**Work to do**
1. In the Parse-Flow post, what does the system gain by storing each event in Postgres as well as adding it to the live Redis stream? Explain in one to three sentences.
2. According to the Parse-Flow post, which of the four primitives is always terminal in a flow?
3. Carry on the Parse-Flow post from its final sentence.

**Source excerpt**
===============

Jun 2, 2026

Designing a Visual Document Intelligence Workflow with LlamaParse

By

Clelia Astra Bertelli

The shape of the system
Four primitives, arbitrary compositions
The LlamaAgent workflow at the core
Step 1 — bootstrap
Step 2 — the worker
Step 3 — the router
Why this design holds up
Document intelligence is the layer that matters
Try it

Unstructured documents are still the dominant interface businesses use to store and share the information they run on. From contracts to invoices to reports, these documents all have one thing in common: they are a mixture of layout, language and context that downstream systems can't consume directly. Document intelligence, i.e. the discipline of turning those documents into structured, machine-readable data, is the layer that makes the rest of the modern AI stack actually useful for enterprise, since, without robust parsing, classification, splitting and extraction, every retrieval pipeline, every agent, every analytics dashboard would be built on fragile foundations .

Parse-Flow is a small open-source project that puts the four document processing primitives — Parsing, Extraction, Classification and Splitting — at the center of a visual workflow designer, an async worker, and a live event dashboard. You drag steps onto a canvas, drop a document in, and watch events stream back as the pipeline runs. This post is a tour of how it is built, with a particular focus on how the backend workflow is designed on top of llama-agents workflows.

The shape of the system

Parse-Flow is split across four cooperating processes:

A React frontend that hosts the node-based workflow designer, the run view, and the jobs dashboard.
A Bun server that accepts uploads, talks to the LlamaParse Platform, enqueues jobs, reads history from Postgres, and bridges the event stream to the browser over Server-Sent Events.
A Python worker that consumes jobs and executes the actual document workflow.
Redis as the job queue and event bus, and Postgres as the system of record for jobs and their event history.

The communication pattern is the following: the Bun server pushes jobs onto a Redis list, the worker pulls them and, as the job runs, every event is added onto a per-job Redis stream and simultaneously persisted to Postgres. The Bun server bridges that stream to the browser with by creating a dedicated subscriber connection, sending keep-alives and closing the connection once a final event is observed.

This separation buys two main things:

the worker is free to be slow without blocking the HTTP layer
Every event is captured twice (once on the live stream, once in durable storage) so a user who reloads the page can see and replay the full history reconstructed from Postgres

Four primitives, arbitrary compositions

The workflow vocabulary is intentionally narrow and focused around the services offered by the LlamaParse Platform:

parse — turn a document into clean markdown and text using Parse, choosing a tier and an optional prompt.
classify — assign the document to one of a set of user-defined rules with reasoning and a confidence score.
split — segment the document into typed chunks according to a list of categories.
extract — pull structured JSON out of the document against a user-provided JSON schema.

What gives the system its expressive power is not the primitives themselves but the allowed-pairs graph that constrains how they can be chained. Not every transition is meaningful: extract is always terminal, parse can hand off to any of the other three, classify and split can route into parse or extract based on which rule or category matched. The frontend validates the flow against this graph before it is ever submitted, and the backend re-validates it on the way in.

The result is a small Domain Specific Language built on JSON: a FlowDefinition of ordered steps with typed handoffs, that is rich enough to describe most real document pipelines (parse-then-extract, classify-then-route-to-the-right-schema, split-by-section-then-parse-each-differently) while staying small enough to reason about exhaustively.

===============

**Excerpted data**
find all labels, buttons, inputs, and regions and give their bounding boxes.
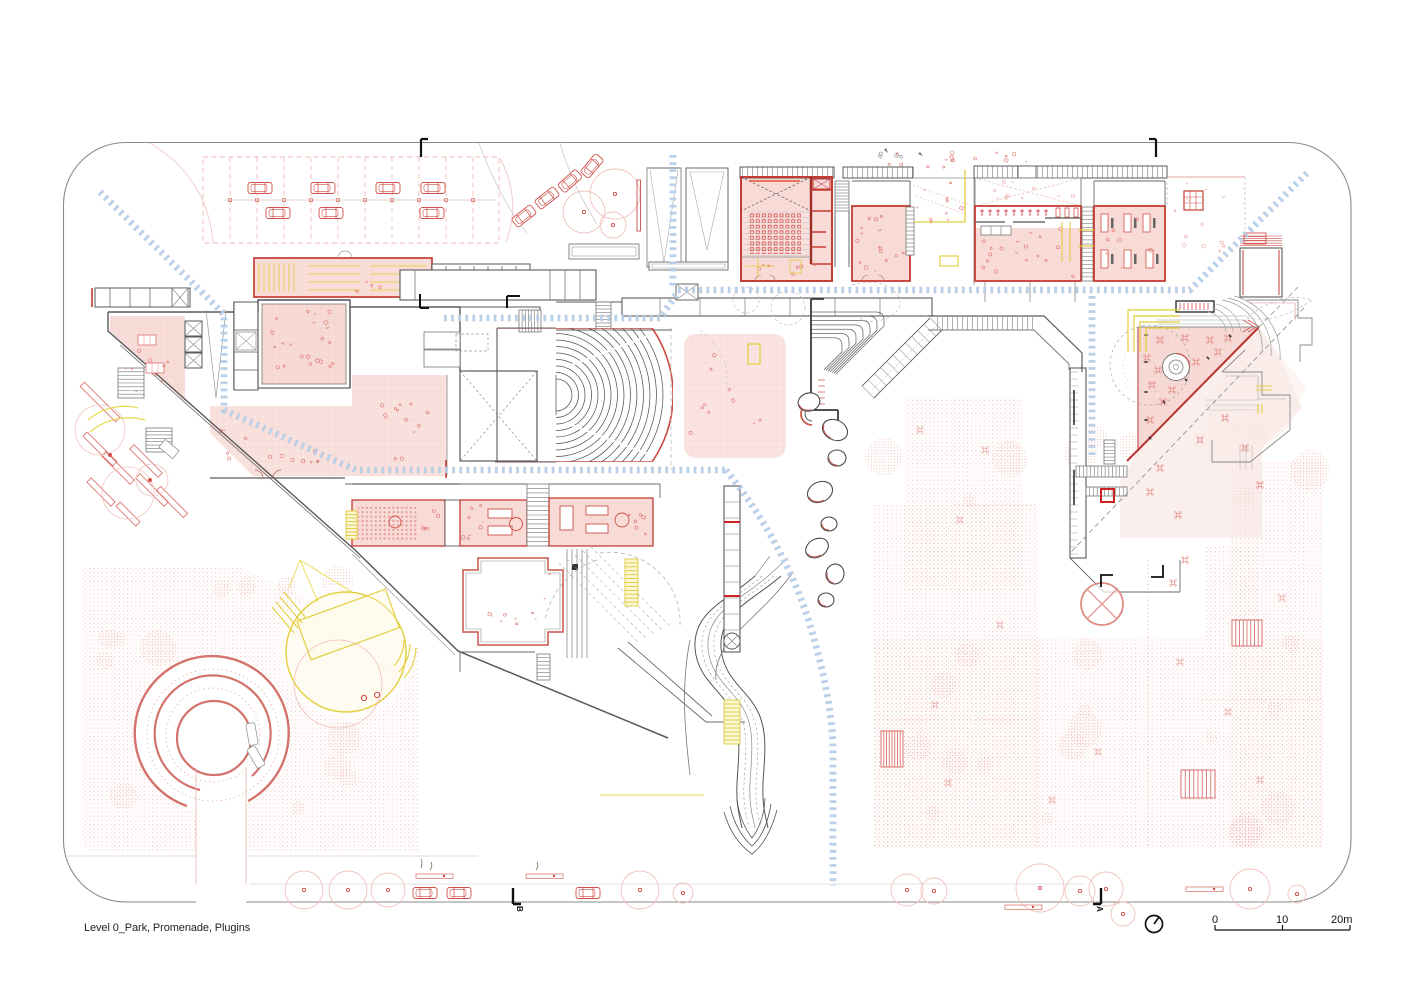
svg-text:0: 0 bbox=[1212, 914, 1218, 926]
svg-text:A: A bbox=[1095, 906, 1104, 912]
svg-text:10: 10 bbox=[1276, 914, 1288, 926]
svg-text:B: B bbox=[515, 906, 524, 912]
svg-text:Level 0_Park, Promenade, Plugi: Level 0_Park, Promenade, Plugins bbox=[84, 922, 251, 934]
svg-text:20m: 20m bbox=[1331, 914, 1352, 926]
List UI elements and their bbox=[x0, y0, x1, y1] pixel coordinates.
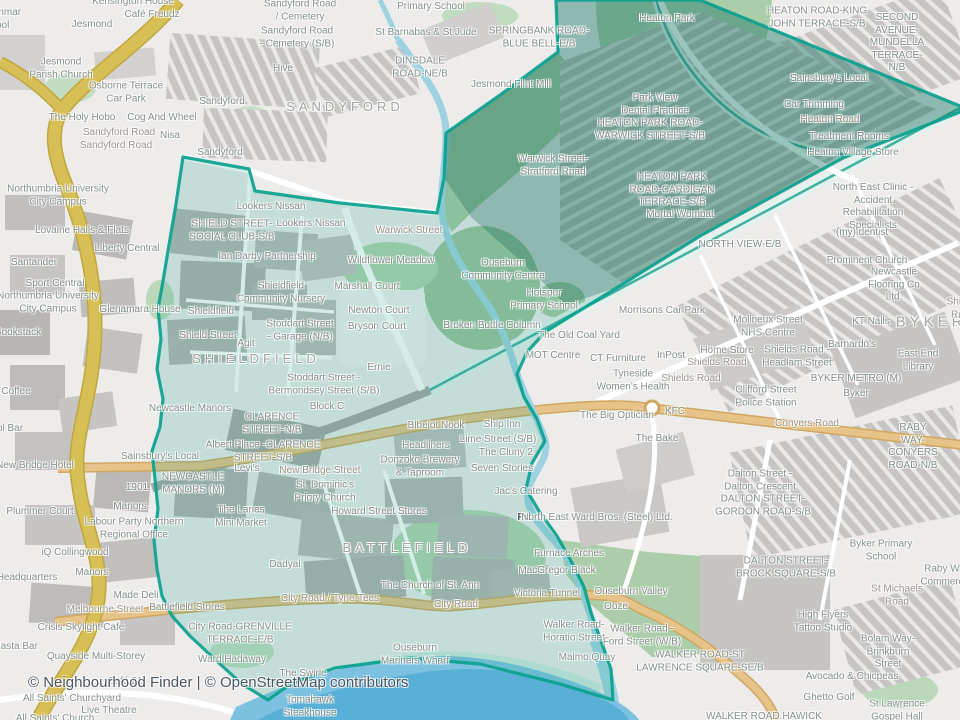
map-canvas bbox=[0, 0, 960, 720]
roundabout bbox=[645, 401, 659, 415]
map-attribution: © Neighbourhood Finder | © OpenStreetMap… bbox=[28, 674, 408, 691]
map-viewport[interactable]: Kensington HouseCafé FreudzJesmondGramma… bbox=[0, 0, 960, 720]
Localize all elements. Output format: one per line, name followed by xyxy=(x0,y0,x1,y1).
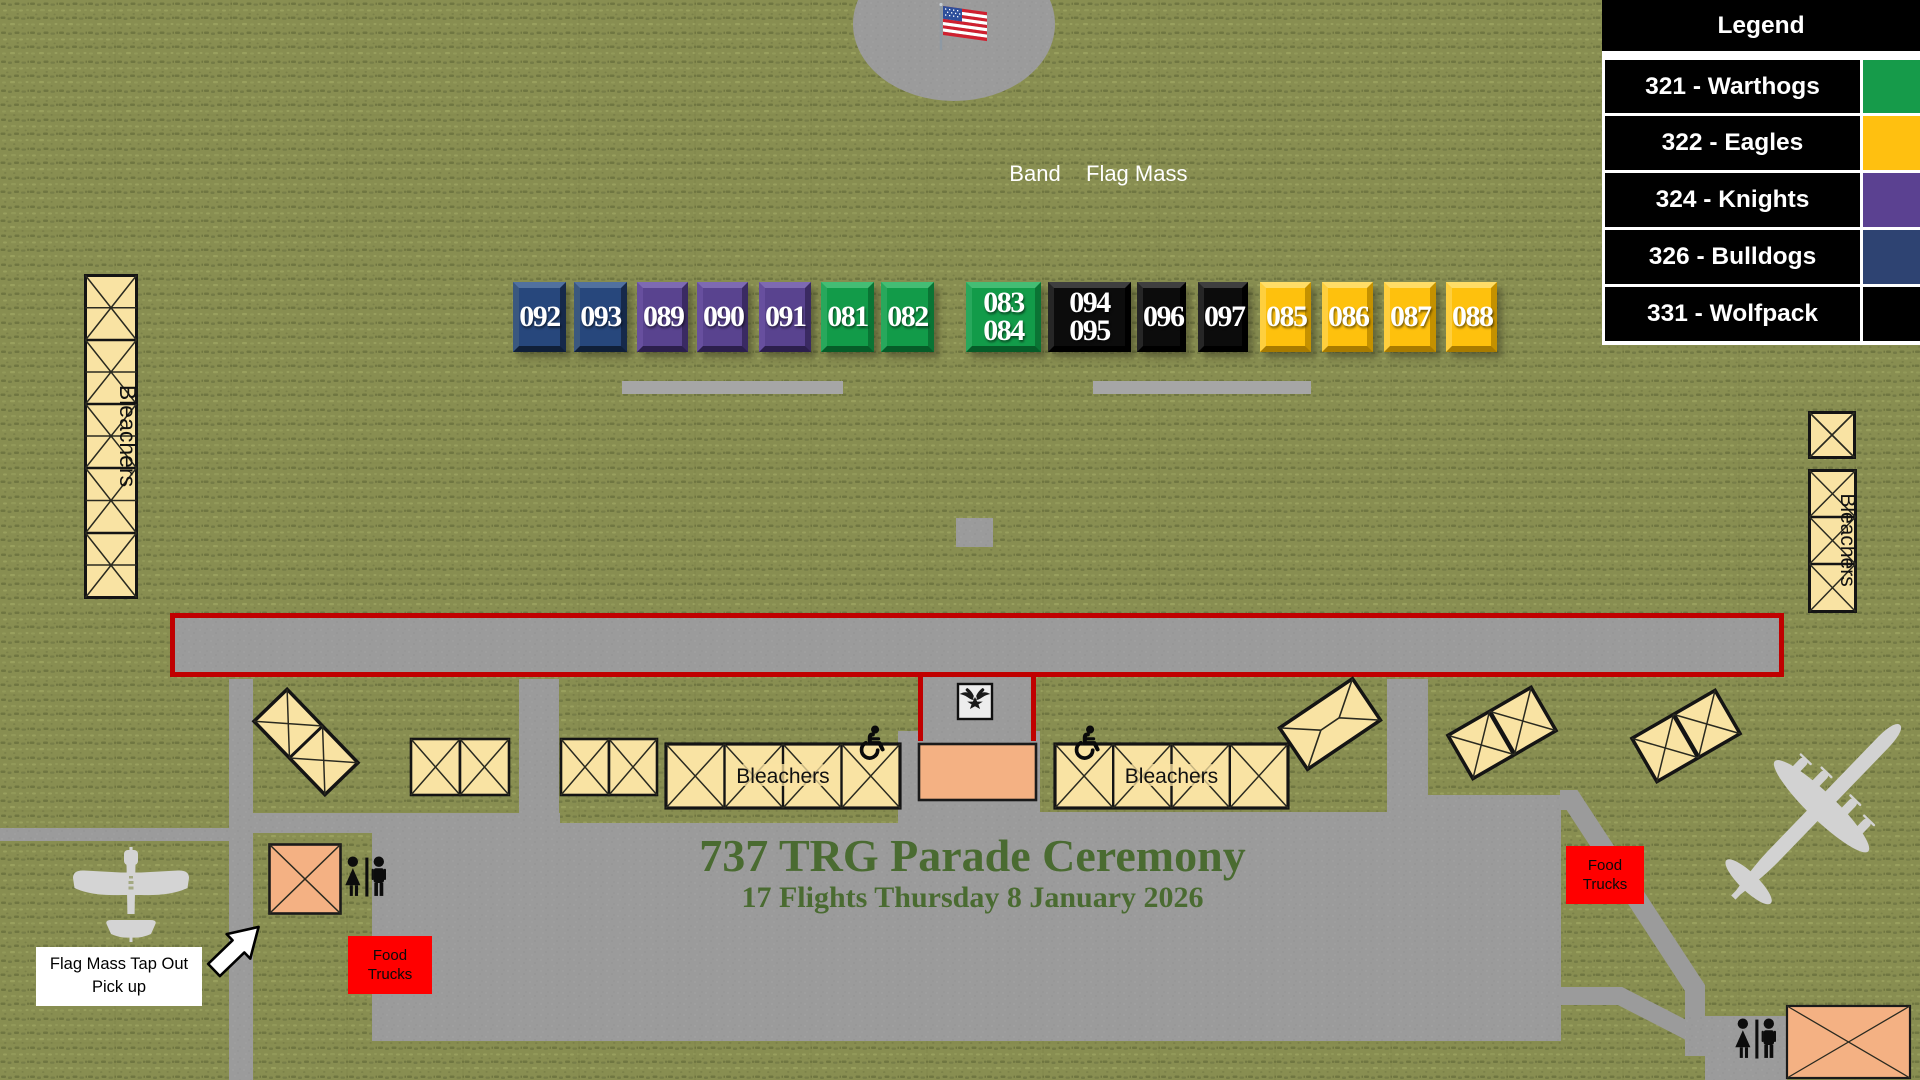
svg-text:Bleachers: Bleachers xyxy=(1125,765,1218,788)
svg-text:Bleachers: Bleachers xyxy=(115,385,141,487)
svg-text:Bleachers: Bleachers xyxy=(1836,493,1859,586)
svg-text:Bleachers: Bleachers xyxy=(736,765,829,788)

===============

**Answers provided**
1. Each event is captured twice, once on the live stream and once in durable storage. This means a user who reloads the page can still see and replay the full history, which is reconstructed from Postgres.

2. Extract is always terminal.

3.
The LlamaAgent workflow at the core

The interesting design work lives in the worker, where a single LlamaAgent Workflow interprets the user-defined flow at runtime.

The llama-agents framework provides an event-driven, unopinionated workflow engine: each @step is an async function that takes an event in and returns one or more events out, and the runtime routes events to whichever step's type signature matches. State is held in a typed Context store that steps can read and edit transactionally. Events written via ctx.write_event_to_stream are surfaced to whoever is observing the run (in our case, the worker that forwards them to Redis and Postgres).

Parse-Flow's DocumentWorkflow exposes exactly three steps, and the key of the execution system is in how they cooperate to walk a flow of arbitrary length.

Step 1 — bootstrap

The first step receives a RedisInitialEvent carrying the parsed FlowDefinition and the LlamaCloud file ID. It writes the flow into the workflow state, records that we are at index zero, and emits the typed input event for whatever the first step happens to be (a ParsingInputEvent , a ClassifyInputEvent , a SplitInputEvent or an ExtractInputEvent ). From this point on the workflow is data-driven; the bootstrap step never runs again.

Step 2 — the worker

The worker step has a deliberately wide input type: any InputEvent . It pattern-matches on the event type, advances the step index in state, and dispatches to the corresponding operation on the LlamaParse Platform. Each operation returns a Rust-like Result that is unwrapped into either the typed success event (with the parsed markdown, the classification verdict, the segmented chunks, or the extracted JSON) or an ErrorOutputEvent carrying the failure message.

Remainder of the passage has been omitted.